## PROBLEM REQUIREMENTS
Extract every line of the material below and reproduce each one verbatim, changing nothing.

[Bounding box entries]
========================================

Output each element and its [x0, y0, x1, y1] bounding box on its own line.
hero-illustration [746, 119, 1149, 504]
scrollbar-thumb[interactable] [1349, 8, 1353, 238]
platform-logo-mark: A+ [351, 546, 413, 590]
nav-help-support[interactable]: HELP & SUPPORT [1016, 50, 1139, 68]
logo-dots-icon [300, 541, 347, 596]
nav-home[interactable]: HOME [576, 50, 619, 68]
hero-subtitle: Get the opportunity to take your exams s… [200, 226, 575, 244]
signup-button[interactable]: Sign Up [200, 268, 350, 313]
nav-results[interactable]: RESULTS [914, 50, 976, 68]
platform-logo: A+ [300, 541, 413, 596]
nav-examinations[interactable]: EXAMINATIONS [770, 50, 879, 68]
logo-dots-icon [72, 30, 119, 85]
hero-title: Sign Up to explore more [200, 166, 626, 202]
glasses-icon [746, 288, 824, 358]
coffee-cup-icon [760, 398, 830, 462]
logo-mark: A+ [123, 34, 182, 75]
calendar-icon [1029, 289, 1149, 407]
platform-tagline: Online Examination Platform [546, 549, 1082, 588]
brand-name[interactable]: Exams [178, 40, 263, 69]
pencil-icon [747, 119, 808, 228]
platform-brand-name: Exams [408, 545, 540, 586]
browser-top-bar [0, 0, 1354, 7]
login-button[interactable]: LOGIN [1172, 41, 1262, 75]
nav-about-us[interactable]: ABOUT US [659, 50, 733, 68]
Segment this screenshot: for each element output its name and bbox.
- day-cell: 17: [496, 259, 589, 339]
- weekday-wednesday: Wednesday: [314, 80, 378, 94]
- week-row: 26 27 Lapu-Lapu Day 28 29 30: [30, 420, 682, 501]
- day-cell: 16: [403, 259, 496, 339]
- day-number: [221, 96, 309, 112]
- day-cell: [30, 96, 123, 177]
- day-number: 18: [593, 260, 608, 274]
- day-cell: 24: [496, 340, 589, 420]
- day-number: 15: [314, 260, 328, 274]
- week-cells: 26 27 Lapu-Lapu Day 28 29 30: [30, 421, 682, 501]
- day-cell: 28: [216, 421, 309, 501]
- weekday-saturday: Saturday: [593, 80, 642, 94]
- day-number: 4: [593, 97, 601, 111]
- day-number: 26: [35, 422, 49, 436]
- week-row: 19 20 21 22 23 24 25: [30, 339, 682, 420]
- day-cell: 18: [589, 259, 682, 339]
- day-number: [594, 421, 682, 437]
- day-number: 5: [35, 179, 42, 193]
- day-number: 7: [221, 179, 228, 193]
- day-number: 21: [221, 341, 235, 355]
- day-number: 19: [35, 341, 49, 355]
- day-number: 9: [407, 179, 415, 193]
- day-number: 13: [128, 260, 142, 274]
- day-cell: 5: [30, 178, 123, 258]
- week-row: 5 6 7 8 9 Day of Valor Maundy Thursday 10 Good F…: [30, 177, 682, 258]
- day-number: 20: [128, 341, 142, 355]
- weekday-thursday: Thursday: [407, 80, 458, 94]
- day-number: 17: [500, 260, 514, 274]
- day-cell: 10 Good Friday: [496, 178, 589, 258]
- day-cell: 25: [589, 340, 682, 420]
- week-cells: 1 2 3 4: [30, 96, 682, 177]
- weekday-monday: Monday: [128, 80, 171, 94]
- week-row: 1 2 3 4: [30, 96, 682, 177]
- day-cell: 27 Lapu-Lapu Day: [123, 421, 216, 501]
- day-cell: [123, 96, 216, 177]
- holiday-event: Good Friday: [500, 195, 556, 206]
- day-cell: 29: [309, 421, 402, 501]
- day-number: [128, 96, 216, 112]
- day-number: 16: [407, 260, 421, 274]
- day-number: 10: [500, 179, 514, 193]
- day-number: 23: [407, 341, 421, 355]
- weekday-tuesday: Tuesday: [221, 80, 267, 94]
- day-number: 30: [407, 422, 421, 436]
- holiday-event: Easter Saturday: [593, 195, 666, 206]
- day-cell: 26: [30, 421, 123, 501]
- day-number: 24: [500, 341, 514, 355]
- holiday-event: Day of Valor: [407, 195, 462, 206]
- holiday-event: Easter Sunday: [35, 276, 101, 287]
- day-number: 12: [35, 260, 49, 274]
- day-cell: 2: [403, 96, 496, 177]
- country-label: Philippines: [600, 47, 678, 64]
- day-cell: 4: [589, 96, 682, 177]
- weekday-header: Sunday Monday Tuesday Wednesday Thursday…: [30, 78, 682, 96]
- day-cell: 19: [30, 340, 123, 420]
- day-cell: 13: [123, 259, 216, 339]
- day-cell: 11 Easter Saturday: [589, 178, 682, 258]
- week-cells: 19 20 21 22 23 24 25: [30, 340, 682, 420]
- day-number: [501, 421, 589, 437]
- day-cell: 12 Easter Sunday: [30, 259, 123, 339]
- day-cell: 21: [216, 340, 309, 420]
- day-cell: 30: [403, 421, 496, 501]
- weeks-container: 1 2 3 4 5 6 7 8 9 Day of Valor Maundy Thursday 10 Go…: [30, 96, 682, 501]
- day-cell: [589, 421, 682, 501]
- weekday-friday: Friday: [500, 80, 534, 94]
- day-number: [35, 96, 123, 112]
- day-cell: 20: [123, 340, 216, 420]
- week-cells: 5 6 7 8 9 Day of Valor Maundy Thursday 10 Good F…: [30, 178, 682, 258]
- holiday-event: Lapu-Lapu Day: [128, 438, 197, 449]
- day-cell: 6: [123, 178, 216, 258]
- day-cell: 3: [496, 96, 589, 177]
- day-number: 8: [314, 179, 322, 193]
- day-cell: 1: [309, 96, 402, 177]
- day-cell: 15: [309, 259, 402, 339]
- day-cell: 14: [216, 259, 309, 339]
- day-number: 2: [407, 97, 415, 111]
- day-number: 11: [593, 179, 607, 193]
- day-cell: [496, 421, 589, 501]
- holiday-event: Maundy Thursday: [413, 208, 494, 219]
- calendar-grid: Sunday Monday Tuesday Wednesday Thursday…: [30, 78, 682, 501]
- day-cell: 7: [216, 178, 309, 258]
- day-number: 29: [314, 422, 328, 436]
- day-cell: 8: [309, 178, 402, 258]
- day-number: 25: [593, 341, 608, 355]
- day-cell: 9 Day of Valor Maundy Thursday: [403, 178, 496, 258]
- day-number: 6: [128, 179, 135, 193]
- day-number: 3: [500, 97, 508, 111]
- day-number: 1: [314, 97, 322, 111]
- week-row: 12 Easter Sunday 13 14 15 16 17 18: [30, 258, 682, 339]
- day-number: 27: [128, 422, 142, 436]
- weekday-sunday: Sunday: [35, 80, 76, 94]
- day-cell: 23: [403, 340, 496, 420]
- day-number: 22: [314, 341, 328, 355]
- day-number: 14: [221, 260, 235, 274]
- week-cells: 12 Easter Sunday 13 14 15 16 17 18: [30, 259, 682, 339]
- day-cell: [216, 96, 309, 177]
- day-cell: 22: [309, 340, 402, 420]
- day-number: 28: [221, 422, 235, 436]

========================================

## EXERCISE ANSWER
Output each element and its [x0, y0, x1, y1] bounding box on its own line.
hero-illustration [746, 119, 1149, 504]
scrollbar-thumb[interactable] [1349, 8, 1353, 238]
platform-logo-mark: A+ [351, 546, 413, 590]
nav-help-support[interactable]: HELP & SUPPORT [1016, 50, 1139, 68]
logo-dots-icon [300, 541, 347, 596]
nav-home[interactable]: HOME [576, 50, 619, 68]
hero-subtitle: Get the opportunity to take your exams s… [200, 226, 575, 244]
signup-button[interactable]: Sign Up [200, 268, 350, 313]
nav-results[interactable]: RESULTS [914, 50, 976, 68]
platform-logo: A+ [300, 541, 413, 596]
nav-examinations[interactable]: EXAMINATIONS [770, 50, 879, 68]
logo-dots-icon [72, 30, 119, 85]
hero-title: Sign Up to explore more [200, 166, 626, 202]
glasses-icon [746, 288, 824, 358]
coffee-cup-icon [760, 398, 830, 462]
logo-mark: A+ [123, 34, 182, 75]
calendar-icon [1029, 289, 1149, 407]
platform-tagline: Online Examination Platform [546, 549, 1082, 588]
brand-name[interactable]: Exams [178, 40, 263, 69]
pencil-icon [747, 119, 808, 228]
platform-brand-name: Exams [408, 545, 540, 586]
browser-top-bar [0, 0, 1354, 7]
login-button[interactable]: LOGIN [1172, 41, 1262, 75]
nav-about-us[interactable]: ABOUT US [659, 50, 733, 68]
Segment this screenshot: for each element output its name and bbox.
- day-cell: 17: [496, 259, 589, 339]
- weekday-wednesday: Wednesday: [314, 80, 378, 94]
- week-row: 26 27 Lapu-Lapu Day 28 29 30: [30, 420, 682, 501]
- day-cell: 16: [403, 259, 496, 339]
- day-number: [221, 96, 309, 112]
- day-cell: [30, 96, 123, 177]
- day-number: 18: [593, 260, 608, 274]
- day-cell: 24: [496, 340, 589, 420]
- day-number: 15: [314, 260, 328, 274]
- week-cells: 26 27 Lapu-Lapu Day 28 29 30: [30, 421, 682, 501]
- day-cell: 28: [216, 421, 309, 501]
- weekday-saturday: Saturday: [593, 80, 642, 94]
- day-number: 4: [593, 97, 601, 111]
- day-number: 26: [35, 422, 49, 436]
- week-row: 19 20 21 22 23 24 25: [30, 339, 682, 420]
- day-cell: 18: [589, 259, 682, 339]
- day-number: [594, 421, 682, 437]
- day-number: 5: [35, 179, 42, 193]
- day-number: 7: [221, 179, 228, 193]
- day-number: 21: [221, 341, 235, 355]
- day-number: 19: [35, 341, 49, 355]
- day-number: 9: [407, 179, 415, 193]
- day-number: 13: [128, 260, 142, 274]
- day-cell: 5: [30, 178, 123, 258]
- week-row: 5 6 7 8 9 Day of Valor Maundy Thursday 10 Good F…: [30, 177, 682, 258]
- day-number: 20: [128, 341, 142, 355]
- weekday-thursday: Thursday: [407, 80, 458, 94]
- day-number: 17: [500, 260, 514, 274]
- day-cell: 10 Good Friday: [496, 178, 589, 258]
- day-cell: 25: [589, 340, 682, 420]
- week-cells: 1 2 3 4: [30, 96, 682, 177]
- weekday-monday: Monday: [128, 80, 171, 94]
- week-row: 1 2 3 4: [30, 96, 682, 177]
- day-cell: 27 Lapu-Lapu Day: [123, 421, 216, 501]
- day-cell: [123, 96, 216, 177]
- holiday-event: Good Friday: [500, 195, 556, 206]
- day-cell: 29: [309, 421, 402, 501]
- day-number: [128, 96, 216, 112]
- day-number: 16: [407, 260, 421, 274]
- day-number: 10: [500, 179, 514, 193]
- day-number: 23: [407, 341, 421, 355]
- weekday-tuesday: Tuesday: [221, 80, 267, 94]
- day-number: 30: [407, 422, 421, 436]
- holiday-event: Easter Saturday: [593, 195, 666, 206]
- day-cell: 26: [30, 421, 123, 501]
- day-number: 24: [500, 341, 514, 355]
- holiday-event: Day of Valor: [407, 195, 462, 206]
- holiday-event: Easter Sunday: [35, 276, 101, 287]
- day-number: 12: [35, 260, 49, 274]
- day-cell: 2: [403, 96, 496, 177]
- country-label: Philippines: [600, 47, 678, 64]
- day-cell: 4: [589, 96, 682, 177]
- weekday-header: Sunday Monday Tuesday Wednesday Thursday…: [30, 78, 682, 96]
- day-cell: 19: [30, 340, 123, 420]
- day-cell: 13: [123, 259, 216, 339]
- day-cell: 11 Easter Saturday: [589, 178, 682, 258]
- week-cells: 19 20 21 22 23 24 25: [30, 340, 682, 420]
- day-number: [501, 421, 589, 437]
- day-cell: 12 Easter Sunday: [30, 259, 123, 339]
- day-cell: 21: [216, 340, 309, 420]
- day-cell: 30: [403, 421, 496, 501]
- weeks-container: 1 2 3 4 5 6 7 8 9 Day of Valor Maundy Thursday 10 Go…: [30, 96, 682, 501]
- day-cell: [589, 421, 682, 501]
- weekday-friday: Friday: [500, 80, 534, 94]
- day-number: [35, 96, 123, 112]
- day-cell: 20: [123, 340, 216, 420]
- week-cells: 5 6 7 8 9 Day of Valor Maundy Thursday 10 Good F…: [30, 178, 682, 258]
- holiday-event: Lapu-Lapu Day: [128, 438, 197, 449]
- day-cell: 6: [123, 178, 216, 258]
- day-cell: 3: [496, 96, 589, 177]
- day-number: 8: [314, 179, 322, 193]
- day-cell: 1: [309, 96, 402, 177]
- day-cell: 15: [309, 259, 402, 339]
- day-cell: 14: [216, 259, 309, 339]
- day-number: 2: [407, 97, 415, 111]
- day-number: 11: [593, 179, 607, 193]
- day-cell: [496, 421, 589, 501]
- holiday-event: Maundy Thursday: [413, 208, 494, 219]
- calendar-grid: Sunday Monday Tuesday Wednesday Thursday…: [30, 78, 682, 501]
- day-cell: 7: [216, 178, 309, 258]
- day-number: 29: [314, 422, 328, 436]
- day-cell: 8: [309, 178, 402, 258]
- day-number: 25: [593, 341, 608, 355]
- day-cell: 9 Day of Valor Maundy Thursday: [403, 178, 496, 258]
- day-number: 6: [128, 179, 135, 193]
- day-number: 3: [500, 97, 508, 111]
- day-number: 1: [314, 97, 322, 111]
- week-row: 12 Easter Sunday 13 14 15 16 17 18: [30, 258, 682, 339]
- day-number: 27: [128, 422, 142, 436]
- weekday-sunday: Sunday: [35, 80, 76, 94]
- day-cell: 23: [403, 340, 496, 420]
- day-number: 22: [314, 341, 328, 355]
- day-number: 14: [221, 260, 235, 274]
- week-cells: 12 Easter Sunday 13 14 15 16 17 18: [30, 259, 682, 339]
- day-cell: [216, 96, 309, 177]
- day-cell: 22: [309, 340, 402, 420]
- day-number: 28: [221, 422, 235, 436]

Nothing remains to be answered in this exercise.